Figure contents as structured data

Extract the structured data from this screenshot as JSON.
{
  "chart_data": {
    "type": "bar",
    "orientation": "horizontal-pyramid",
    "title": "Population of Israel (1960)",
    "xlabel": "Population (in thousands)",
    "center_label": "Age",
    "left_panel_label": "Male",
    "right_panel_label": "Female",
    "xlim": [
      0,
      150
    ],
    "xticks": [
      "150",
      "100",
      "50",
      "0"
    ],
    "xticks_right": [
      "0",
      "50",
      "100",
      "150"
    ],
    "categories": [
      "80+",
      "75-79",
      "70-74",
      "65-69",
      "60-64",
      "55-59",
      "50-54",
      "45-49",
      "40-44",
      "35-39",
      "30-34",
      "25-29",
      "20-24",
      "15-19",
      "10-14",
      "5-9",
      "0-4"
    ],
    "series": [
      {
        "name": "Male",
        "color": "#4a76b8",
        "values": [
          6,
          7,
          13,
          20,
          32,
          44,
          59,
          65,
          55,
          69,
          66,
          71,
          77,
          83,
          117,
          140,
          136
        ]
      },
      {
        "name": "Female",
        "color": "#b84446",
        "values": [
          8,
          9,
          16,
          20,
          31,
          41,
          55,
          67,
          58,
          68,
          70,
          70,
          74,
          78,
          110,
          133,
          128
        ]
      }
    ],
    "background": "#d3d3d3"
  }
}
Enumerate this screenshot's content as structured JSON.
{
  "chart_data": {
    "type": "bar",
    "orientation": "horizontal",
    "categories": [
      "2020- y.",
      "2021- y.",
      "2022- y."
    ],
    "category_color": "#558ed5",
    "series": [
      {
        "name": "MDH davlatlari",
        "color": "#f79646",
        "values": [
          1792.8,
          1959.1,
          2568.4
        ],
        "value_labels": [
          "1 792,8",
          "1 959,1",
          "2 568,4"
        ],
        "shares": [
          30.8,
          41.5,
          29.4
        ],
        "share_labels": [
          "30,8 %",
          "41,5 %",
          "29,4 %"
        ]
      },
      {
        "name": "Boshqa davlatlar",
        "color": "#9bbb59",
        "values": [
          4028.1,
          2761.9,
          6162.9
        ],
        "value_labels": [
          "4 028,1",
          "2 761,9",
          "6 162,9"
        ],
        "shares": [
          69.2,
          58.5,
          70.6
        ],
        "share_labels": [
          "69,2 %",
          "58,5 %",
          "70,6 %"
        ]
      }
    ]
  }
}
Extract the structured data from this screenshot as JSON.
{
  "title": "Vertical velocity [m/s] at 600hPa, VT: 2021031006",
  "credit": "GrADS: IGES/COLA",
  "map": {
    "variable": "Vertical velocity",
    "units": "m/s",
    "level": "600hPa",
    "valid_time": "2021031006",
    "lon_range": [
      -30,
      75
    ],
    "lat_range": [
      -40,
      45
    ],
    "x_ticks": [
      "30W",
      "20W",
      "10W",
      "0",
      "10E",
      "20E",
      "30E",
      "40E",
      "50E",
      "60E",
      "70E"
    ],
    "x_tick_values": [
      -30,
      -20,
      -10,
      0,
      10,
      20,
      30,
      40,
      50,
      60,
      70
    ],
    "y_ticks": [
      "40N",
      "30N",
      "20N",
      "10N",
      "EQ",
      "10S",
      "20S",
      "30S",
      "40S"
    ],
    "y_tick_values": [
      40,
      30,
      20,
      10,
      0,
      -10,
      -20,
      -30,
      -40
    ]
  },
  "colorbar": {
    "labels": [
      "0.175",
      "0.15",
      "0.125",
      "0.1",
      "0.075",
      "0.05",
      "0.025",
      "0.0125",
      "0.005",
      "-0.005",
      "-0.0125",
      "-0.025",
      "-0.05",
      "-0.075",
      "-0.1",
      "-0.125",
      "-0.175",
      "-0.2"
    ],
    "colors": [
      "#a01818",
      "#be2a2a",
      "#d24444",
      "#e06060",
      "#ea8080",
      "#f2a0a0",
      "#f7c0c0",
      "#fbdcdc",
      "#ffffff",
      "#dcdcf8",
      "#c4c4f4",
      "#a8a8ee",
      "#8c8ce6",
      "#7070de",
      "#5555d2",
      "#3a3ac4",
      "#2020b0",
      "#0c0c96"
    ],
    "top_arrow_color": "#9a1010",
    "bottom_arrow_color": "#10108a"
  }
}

=== REQUIRED TASK ===
Retype all of the material above with every character intact.

=== RESPONSE TO THE TASK ===
Extract the structured data from this screenshot as JSON.
{
  "chart_data": {
    "type": "bar",
    "orientation": "horizontal-pyramid",
    "title": "Population of Israel (1960)",
    "xlabel": "Population (in thousands)",
    "center_label": "Age",
    "left_panel_label": "Male",
    "right_panel_label": "Female",
    "xlim": [
      0,
      150
    ],
    "xticks": [
      "150",
      "100",
      "50",
      "0"
    ],
    "xticks_right": [
      "0",
      "50",
      "100",
      "150"
    ],
    "categories": [
      "80+",
      "75-79",
      "70-74",
      "65-69",
      "60-64",
      "55-59",
      "50-54",
      "45-49",
      "40-44",
      "35-39",
      "30-34",
      "25-29",
      "20-24",
      "15-19",
      "10-14",
      "5-9",
      "0-4"
    ],
    "series": [
      {
        "name": "Male",
        "color": "#4a76b8",
        "values": [
          6,
          7,
          13,
          20,
          32,
          44,
          59,
          65,
          55,
          69,
          66,
          71,
          77,
          83,
          117,
          140,
          136
        ]
      },
      {
        "name": "Female",
        "color": "#b84446",
        "values": [
          8,
          9,
          16,
          20,
          31,
          41,
          55,
          67,
          58,
          68,
          70,
          70,
          74,
          78,
          110,
          133,
          128
        ]
      }
    ],
    "background": "#d3d3d3"
  }
}
Enumerate this screenshot's content as structured JSON.
{
  "chart_data": {
    "type": "bar",
    "orientation": "horizontal",
    "categories": [
      "2020- y.",
      "2021- y.",
      "2022- y."
    ],
    "category_color": "#558ed5",
    "series": [
      {
        "name": "MDH davlatlari",
        "color": "#f79646",
        "values": [
          1792.8,
          1959.1,
          2568.4
        ],
        "value_labels": [
          "1 792,8",
          "1 959,1",
          "2 568,4"
        ],
        "shares": [
          30.8,
          41.5,
          29.4
        ],
        "share_labels": [
          "30,8 %",
          "41,5 %",
          "29,4 %"
        ]
      },
      {
        "name": "Boshqa davlatlar",
        "color": "#9bbb59",
        "values": [
          4028.1,
          2761.9,
          6162.9
        ],
        "value_labels": [
          "4 028,1",
          "2 761,9",
          "6 162,9"
        ],
        "shares": [
          69.2,
          58.5,
          70.6
        ],
        "share_labels": [
          "69,2 %",
          "58,5 %",
          "70,6 %"
        ]
      }
    ]
  }
}
Extract the structured data from this screenshot as JSON.
{
  "title": "Vertical velocity [m/s] at 600hPa, VT: 2021031006",
  "credit": "GrADS: IGES/COLA",
  "map": {
    "variable": "Vertical velocity",
    "units": "m/s",
    "level": "600hPa",
    "valid_time": "2021031006",
    "lon_range": [
      -30,
      75
    ],
    "lat_range": [
      -40,
      45
    ],
    "x_ticks": [
      "30W",
      "20W",
      "10W",
      "0",
      "10E",
      "20E",
      "30E",
      "40E",
      "50E",
      "60E",
      "70E"
    ],
    "x_tick_values": [
      -30,
      -20,
      -10,
      0,
      10,
      20,
      30,
      40,
      50,
      60,
      70
    ],
    "y_ticks": [
      "40N",
      "30N",
      "20N",
      "10N",
      "EQ",
      "10S",
      "20S",
      "30S",
      "40S"
    ],
    "y_tick_values": [
      40,
      30,
      20,
      10,
      0,
      -10,
      -20,
      -30,
      -40
    ]
  },
  "colorbar": {
    "labels": [
      "0.175",
      "0.15",
      "0.125",
      "0.1",
      "0.075",
      "0.05",
      "0.025",
      "0.0125",
      "0.005",
      "-0.005",
      "-0.0125",
      "-0.025",
      "-0.05",
      "-0.075",
      "-0.1",
      "-0.125",
      "-0.175",
      "-0.2"
    ],
    "colors": [
      "#a01818",
      "#be2a2a",
      "#d24444",
      "#e06060",
      "#ea8080",
      "#f2a0a0",
      "#f7c0c0",
      "#fbdcdc",
      "#ffffff",
      "#dcdcf8",
      "#c4c4f4",
      "#a8a8ee",
      "#8c8ce6",
      "#7070de",
      "#5555d2",
      "#3a3ac4",
      "#2020b0",
      "#0c0c96"
    ],
    "top_arrow_color": "#9a1010",
    "bottom_arrow_color": "#10108a"
  }
}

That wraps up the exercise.